_AIM_. Repeat the following lines exactly and nothing else: the line containing "Output a JSON" and each line after it through the end of the listing.

Start DATA SHOWN

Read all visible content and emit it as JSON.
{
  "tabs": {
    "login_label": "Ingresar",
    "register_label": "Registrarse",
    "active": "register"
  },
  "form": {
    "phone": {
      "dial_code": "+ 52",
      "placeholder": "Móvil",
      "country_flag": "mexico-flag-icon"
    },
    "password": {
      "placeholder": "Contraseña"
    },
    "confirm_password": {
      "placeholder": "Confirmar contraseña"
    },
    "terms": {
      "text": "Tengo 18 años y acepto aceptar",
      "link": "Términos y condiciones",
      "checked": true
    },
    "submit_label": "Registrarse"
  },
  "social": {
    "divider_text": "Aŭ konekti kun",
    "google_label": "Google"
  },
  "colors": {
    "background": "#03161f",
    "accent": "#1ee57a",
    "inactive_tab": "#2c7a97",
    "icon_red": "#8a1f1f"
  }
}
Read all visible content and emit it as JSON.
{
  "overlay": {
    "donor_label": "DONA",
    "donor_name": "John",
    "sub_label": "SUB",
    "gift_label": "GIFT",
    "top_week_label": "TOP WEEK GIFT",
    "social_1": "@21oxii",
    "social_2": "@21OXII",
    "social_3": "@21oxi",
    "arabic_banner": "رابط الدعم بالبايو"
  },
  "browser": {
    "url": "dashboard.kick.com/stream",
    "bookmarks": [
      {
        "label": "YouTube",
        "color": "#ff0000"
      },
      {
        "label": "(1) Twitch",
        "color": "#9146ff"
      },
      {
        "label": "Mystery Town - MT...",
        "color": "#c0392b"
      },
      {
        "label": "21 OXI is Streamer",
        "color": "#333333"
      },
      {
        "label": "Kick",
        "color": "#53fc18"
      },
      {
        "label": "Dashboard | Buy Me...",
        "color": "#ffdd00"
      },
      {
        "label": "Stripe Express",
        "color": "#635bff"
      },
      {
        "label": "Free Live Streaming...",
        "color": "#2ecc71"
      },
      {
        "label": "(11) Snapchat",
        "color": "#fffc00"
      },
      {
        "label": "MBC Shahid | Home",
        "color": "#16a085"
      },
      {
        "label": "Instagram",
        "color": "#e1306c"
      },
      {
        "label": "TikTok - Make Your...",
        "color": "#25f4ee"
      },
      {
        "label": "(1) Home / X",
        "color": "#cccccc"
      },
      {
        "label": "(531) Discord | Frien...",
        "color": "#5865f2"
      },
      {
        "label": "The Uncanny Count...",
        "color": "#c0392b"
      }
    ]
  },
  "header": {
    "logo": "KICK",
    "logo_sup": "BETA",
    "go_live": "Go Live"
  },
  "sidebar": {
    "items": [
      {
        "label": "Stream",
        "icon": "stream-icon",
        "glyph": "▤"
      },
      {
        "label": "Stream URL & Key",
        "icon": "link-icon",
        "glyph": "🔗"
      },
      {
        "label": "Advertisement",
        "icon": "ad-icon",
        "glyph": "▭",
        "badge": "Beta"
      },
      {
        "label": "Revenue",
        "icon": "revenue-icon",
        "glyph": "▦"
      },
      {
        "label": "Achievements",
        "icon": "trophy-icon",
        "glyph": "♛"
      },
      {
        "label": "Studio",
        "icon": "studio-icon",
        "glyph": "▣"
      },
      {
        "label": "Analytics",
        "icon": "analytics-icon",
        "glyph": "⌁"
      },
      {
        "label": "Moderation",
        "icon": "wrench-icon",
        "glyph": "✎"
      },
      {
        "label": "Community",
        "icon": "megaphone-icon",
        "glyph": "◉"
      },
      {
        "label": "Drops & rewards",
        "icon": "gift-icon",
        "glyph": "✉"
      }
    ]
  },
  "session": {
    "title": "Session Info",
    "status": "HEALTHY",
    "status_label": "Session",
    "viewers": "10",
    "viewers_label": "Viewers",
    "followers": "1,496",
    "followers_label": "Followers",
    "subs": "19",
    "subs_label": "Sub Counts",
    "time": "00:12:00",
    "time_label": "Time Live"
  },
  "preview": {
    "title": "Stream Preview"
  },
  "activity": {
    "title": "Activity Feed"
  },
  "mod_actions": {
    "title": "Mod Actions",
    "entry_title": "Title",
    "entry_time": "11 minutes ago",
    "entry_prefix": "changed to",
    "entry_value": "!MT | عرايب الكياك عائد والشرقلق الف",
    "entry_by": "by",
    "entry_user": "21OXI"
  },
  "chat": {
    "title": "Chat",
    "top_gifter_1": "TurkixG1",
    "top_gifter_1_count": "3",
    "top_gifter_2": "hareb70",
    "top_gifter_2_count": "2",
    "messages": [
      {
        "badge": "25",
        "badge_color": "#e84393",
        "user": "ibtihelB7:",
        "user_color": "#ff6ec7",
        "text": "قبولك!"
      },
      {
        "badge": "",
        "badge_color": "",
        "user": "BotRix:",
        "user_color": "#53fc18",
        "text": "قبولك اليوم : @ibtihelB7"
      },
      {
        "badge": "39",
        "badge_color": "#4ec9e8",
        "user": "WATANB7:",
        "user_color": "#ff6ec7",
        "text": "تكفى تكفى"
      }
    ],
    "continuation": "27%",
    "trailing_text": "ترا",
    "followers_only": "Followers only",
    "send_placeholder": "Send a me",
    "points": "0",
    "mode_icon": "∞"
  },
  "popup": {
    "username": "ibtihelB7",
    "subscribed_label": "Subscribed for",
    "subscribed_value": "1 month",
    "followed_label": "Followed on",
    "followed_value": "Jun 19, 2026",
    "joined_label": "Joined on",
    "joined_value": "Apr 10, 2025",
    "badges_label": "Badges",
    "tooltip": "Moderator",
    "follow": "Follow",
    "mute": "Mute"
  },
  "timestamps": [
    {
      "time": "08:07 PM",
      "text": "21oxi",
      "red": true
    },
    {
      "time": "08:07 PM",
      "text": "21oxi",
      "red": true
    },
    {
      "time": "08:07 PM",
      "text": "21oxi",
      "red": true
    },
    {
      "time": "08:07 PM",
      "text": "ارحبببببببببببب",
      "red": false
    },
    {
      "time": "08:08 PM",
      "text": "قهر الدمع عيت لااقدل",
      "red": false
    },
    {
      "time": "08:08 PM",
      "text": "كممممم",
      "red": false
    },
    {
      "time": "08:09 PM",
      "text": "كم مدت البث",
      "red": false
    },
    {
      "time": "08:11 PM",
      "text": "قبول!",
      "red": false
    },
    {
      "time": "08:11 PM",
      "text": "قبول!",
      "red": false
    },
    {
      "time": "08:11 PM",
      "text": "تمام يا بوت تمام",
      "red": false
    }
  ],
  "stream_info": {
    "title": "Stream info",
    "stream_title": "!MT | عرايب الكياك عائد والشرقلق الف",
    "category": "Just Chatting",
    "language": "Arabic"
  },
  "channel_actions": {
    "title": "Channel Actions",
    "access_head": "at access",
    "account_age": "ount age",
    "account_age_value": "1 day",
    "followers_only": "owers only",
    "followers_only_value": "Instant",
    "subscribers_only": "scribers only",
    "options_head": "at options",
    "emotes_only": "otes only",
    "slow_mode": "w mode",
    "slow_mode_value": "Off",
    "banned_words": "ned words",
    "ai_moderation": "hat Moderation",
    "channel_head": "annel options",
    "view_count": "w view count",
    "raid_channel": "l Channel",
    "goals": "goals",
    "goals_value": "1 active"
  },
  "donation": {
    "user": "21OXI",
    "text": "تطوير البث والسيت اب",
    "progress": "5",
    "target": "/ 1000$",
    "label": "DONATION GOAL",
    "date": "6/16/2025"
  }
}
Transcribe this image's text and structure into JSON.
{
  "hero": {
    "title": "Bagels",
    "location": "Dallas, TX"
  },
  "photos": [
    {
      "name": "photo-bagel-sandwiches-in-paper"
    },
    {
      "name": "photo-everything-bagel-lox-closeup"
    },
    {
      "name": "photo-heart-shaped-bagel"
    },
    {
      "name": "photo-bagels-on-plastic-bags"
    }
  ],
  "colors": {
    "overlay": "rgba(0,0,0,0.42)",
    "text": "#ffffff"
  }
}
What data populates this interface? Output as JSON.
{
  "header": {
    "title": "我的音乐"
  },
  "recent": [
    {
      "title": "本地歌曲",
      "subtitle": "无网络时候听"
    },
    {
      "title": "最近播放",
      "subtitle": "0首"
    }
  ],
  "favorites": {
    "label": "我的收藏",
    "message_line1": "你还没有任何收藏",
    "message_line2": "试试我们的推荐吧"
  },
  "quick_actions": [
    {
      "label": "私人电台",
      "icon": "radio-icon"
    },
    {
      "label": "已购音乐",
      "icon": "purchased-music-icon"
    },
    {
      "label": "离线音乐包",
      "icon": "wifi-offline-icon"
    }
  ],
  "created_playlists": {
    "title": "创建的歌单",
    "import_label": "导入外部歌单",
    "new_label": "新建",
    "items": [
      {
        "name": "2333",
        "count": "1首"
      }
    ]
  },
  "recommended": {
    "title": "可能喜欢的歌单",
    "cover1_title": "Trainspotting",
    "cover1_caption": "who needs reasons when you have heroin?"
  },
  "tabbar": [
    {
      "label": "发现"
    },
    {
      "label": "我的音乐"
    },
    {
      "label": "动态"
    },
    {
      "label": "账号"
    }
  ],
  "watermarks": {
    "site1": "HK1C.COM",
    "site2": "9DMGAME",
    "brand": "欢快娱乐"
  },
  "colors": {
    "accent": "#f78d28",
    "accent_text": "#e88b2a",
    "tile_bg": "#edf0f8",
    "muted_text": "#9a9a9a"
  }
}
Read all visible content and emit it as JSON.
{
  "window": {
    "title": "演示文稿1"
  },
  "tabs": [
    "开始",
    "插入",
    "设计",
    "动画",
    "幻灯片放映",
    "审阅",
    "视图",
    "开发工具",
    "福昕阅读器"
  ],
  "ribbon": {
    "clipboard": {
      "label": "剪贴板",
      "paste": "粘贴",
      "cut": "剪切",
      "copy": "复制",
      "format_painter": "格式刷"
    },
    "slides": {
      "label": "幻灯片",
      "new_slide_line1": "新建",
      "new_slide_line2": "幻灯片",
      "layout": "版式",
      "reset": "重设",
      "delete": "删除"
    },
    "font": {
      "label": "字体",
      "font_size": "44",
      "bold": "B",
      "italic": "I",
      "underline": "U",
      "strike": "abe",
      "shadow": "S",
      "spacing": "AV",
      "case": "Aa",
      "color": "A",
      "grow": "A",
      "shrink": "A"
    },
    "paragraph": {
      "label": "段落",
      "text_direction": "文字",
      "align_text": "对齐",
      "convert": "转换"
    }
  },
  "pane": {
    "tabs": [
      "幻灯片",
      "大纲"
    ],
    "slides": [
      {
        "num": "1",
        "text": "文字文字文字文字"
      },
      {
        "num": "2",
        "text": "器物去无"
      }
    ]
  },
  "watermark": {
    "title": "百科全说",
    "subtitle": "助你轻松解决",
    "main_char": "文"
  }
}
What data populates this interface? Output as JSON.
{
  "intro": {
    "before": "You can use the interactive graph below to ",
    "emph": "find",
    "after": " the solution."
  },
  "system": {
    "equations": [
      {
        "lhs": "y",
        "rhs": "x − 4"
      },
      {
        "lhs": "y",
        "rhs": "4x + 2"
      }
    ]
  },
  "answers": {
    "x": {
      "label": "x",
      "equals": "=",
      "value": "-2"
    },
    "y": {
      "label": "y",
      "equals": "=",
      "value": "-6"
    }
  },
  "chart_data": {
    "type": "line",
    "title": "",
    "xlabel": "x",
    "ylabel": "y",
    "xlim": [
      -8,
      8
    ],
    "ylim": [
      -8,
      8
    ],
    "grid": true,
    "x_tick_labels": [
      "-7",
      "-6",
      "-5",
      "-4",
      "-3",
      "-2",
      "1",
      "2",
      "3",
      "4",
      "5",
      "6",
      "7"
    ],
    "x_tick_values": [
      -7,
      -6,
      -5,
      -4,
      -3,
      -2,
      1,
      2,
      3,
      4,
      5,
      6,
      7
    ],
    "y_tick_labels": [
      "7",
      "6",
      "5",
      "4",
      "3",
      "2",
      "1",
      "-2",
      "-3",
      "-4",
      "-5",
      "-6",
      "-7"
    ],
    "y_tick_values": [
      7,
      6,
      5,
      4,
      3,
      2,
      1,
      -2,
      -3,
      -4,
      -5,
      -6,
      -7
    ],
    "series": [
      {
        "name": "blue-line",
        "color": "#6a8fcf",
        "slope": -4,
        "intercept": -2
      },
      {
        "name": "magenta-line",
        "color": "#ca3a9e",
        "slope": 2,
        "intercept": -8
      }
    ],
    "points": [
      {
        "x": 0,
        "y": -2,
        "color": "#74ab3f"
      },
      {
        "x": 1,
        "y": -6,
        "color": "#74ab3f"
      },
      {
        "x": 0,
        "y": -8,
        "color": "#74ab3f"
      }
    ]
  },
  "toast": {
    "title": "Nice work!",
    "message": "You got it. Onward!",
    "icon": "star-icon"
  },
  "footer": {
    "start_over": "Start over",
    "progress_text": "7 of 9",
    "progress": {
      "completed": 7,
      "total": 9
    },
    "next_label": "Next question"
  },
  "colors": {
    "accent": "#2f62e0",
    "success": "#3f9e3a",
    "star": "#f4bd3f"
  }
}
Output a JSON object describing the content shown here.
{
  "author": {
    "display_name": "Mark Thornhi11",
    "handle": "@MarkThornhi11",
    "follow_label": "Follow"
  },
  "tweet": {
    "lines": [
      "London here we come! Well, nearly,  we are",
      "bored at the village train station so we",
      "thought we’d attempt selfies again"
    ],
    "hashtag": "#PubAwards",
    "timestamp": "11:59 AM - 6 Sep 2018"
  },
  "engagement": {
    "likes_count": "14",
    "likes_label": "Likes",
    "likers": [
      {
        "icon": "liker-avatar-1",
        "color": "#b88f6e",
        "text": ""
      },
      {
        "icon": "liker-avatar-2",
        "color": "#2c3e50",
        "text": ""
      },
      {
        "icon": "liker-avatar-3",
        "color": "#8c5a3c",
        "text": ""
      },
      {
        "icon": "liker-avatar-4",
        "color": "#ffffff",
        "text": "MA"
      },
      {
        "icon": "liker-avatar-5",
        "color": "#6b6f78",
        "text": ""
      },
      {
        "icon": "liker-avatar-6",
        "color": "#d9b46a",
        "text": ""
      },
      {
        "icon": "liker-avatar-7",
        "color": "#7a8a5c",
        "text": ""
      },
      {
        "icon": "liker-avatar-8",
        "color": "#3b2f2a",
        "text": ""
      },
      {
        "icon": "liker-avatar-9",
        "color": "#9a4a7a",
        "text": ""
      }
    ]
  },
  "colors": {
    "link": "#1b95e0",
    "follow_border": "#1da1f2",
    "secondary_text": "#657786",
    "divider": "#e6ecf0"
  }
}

End DATA SHOWN

_REPLY_.
Output a JSON object describing the content shown here.
{
  "author": {
    "display_name": "Mark Thornhi11",
    "handle": "@MarkThornhi11",
    "follow_label": "Follow"
  },
  "tweet": {
    "lines": [
      "London here we come! Well, nearly,  we are",
      "bored at the village train station so we",
      "thought we’d attempt selfies again"
    ],
    "hashtag": "#PubAwards",
    "timestamp": "11:59 AM - 6 Sep 2018"
  },
  "engagement": {
    "likes_count": "14",
    "likes_label": "Likes",
    "likers": [
      {
        "icon": "liker-avatar-1",
        "color": "#b88f6e",
        "text": ""
      },
      {
        "icon": "liker-avatar-2",
        "color": "#2c3e50",
        "text": ""
      },
      {
        "icon": "liker-avatar-3",
        "color": "#8c5a3c",
        "text": ""
      },
      {
        "icon": "liker-avatar-4",
        "color": "#ffffff",
        "text": "MA"
      },
      {
        "icon": "liker-avatar-5",
        "color": "#6b6f78",
        "text": ""
      },
      {
        "icon": "liker-avatar-6",
        "color": "#d9b46a",
        "text": ""
      },
      {
        "icon": "liker-avatar-7",
        "color": "#7a8a5c",
        "text": ""
      },
      {
        "icon": "liker-avatar-8",
        "color": "#3b2f2a",
        "text": ""
      },
      {
        "icon": "liker-avatar-9",
        "color": "#9a4a7a",
        "text": ""
      }
    ]
  },
  "colors": {
    "link": "#1b95e0",
    "follow_border": "#1da1f2",
    "secondary_text": "#657786",
    "divider": "#e6ecf0"
  }
}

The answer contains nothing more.